▶ [DATA]
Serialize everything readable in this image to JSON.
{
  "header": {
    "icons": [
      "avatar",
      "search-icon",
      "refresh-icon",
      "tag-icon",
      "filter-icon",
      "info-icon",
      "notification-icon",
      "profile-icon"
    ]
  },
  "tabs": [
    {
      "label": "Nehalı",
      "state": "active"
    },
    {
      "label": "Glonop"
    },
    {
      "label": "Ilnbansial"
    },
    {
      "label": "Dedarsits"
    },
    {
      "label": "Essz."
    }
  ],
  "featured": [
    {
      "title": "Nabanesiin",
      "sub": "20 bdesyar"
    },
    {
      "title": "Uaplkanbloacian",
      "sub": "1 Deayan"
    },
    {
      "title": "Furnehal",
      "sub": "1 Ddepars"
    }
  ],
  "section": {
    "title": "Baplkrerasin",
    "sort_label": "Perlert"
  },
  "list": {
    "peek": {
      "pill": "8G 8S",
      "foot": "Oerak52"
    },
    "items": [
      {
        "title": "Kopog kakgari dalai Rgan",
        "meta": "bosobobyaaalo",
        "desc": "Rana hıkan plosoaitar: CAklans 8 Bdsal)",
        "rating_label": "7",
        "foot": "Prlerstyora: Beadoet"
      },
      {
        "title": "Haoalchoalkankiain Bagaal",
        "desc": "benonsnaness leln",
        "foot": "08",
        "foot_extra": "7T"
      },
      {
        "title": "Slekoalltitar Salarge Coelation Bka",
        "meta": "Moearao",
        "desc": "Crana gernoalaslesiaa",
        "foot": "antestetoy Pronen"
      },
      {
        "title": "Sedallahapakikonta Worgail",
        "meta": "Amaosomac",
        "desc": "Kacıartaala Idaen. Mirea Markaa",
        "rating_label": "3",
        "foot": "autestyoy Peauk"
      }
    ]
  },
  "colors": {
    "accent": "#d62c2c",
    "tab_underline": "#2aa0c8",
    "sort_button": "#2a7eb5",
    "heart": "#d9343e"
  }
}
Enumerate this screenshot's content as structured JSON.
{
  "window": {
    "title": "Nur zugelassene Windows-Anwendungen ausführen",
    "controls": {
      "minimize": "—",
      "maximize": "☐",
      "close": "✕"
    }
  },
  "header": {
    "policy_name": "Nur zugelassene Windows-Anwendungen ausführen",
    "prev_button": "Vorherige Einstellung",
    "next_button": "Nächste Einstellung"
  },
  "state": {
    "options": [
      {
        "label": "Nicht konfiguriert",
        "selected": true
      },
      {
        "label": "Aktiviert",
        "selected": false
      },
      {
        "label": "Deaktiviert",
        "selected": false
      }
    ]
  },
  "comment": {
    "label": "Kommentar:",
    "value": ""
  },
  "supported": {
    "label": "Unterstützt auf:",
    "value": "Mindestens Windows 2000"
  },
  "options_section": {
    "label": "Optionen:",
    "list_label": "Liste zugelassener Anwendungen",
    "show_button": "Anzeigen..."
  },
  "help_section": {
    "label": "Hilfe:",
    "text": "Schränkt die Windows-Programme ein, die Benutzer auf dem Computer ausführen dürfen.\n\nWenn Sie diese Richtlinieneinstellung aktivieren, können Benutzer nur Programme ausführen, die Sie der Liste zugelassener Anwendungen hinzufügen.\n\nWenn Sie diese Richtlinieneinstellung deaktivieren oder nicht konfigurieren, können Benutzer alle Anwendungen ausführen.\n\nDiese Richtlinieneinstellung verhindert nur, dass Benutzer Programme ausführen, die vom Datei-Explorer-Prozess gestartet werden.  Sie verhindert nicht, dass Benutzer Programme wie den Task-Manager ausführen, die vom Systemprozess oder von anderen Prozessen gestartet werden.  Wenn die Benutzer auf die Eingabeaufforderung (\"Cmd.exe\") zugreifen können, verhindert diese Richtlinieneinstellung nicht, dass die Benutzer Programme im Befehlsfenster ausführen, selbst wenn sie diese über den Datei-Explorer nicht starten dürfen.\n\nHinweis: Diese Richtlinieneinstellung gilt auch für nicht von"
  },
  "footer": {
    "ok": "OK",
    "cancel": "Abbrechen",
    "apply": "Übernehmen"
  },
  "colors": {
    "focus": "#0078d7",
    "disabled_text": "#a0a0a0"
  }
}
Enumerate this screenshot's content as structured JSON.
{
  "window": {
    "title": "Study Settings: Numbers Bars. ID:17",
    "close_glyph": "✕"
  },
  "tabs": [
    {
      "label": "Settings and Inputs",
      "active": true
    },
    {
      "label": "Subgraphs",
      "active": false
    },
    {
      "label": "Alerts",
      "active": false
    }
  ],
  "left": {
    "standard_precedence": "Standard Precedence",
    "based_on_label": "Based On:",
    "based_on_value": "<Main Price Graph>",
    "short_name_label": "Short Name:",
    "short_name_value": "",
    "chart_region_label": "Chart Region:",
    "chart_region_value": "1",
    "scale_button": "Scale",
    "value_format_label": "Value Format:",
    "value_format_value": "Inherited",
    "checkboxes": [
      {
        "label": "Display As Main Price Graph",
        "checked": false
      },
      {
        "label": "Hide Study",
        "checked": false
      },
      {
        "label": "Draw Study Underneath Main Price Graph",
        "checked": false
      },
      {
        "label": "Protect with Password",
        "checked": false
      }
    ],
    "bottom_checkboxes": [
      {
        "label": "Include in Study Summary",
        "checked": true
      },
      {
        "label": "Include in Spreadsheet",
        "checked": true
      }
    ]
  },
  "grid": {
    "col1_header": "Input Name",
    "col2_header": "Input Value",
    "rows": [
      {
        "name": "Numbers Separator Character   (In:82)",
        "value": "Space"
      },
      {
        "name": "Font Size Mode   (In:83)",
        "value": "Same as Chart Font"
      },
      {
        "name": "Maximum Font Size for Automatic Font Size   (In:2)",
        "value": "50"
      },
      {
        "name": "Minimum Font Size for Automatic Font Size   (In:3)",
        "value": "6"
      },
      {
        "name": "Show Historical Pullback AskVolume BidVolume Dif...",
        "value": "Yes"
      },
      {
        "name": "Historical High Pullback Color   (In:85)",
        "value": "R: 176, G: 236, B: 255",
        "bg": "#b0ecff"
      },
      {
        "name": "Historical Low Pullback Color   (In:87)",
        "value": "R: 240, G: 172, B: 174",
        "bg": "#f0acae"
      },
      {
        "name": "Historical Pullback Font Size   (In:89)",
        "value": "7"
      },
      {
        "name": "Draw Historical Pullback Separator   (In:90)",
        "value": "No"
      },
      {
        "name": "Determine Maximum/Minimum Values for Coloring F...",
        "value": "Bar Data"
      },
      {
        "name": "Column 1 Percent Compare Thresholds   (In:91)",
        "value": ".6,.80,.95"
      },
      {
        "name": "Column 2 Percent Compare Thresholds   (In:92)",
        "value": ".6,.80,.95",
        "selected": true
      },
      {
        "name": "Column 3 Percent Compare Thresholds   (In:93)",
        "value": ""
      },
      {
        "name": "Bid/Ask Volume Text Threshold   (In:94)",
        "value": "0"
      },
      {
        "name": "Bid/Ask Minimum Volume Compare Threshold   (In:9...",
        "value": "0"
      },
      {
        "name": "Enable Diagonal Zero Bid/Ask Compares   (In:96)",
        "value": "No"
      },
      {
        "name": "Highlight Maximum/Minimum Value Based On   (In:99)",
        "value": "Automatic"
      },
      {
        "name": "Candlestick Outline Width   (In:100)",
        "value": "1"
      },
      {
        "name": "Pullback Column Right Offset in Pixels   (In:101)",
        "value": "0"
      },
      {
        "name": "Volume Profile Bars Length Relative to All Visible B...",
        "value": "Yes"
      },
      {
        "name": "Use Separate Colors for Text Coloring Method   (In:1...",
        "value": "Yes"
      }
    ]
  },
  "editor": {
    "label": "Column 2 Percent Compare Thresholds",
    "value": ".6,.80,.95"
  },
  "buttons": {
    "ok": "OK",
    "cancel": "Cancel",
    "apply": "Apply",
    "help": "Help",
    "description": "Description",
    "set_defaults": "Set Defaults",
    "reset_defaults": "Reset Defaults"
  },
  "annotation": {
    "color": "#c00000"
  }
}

▶ [YOUR GOAL]
Gather and return every line that holds the string "Separator".

▶ [RESULT OF THE TASK]
        "name": "Numbers Separator Character   (In:82)",
        "name": "Draw Historical Pullback Separator   (In:90)",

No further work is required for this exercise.